What the exercise asks
Here are some records; copy every line that holds the word "JSON".

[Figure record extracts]
==================================================
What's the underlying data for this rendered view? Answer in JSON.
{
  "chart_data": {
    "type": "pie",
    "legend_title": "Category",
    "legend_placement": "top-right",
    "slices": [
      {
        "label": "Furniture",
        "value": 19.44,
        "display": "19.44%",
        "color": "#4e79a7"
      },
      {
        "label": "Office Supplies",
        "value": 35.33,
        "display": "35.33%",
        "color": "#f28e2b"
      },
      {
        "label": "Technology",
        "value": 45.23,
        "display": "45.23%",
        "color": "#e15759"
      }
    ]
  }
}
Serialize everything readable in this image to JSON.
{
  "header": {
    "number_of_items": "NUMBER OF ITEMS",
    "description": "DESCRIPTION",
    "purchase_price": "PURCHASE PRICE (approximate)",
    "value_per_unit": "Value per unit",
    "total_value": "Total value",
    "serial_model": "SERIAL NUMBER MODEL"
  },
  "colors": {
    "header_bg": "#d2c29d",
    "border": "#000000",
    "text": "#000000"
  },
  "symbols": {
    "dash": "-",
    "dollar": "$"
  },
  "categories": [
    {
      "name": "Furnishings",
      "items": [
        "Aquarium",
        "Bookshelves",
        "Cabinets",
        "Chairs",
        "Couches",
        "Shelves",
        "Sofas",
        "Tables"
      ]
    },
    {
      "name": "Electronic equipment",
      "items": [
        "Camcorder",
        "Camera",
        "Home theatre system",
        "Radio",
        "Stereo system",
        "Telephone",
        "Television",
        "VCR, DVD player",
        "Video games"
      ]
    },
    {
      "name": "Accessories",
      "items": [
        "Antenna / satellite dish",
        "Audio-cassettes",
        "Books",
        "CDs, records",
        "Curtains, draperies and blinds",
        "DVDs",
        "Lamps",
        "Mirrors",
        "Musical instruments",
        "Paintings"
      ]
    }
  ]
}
==================================================
Output below
What's the underlying data for this rendered view? Answer in JSON.
Serialize everything readable in this image to JSON.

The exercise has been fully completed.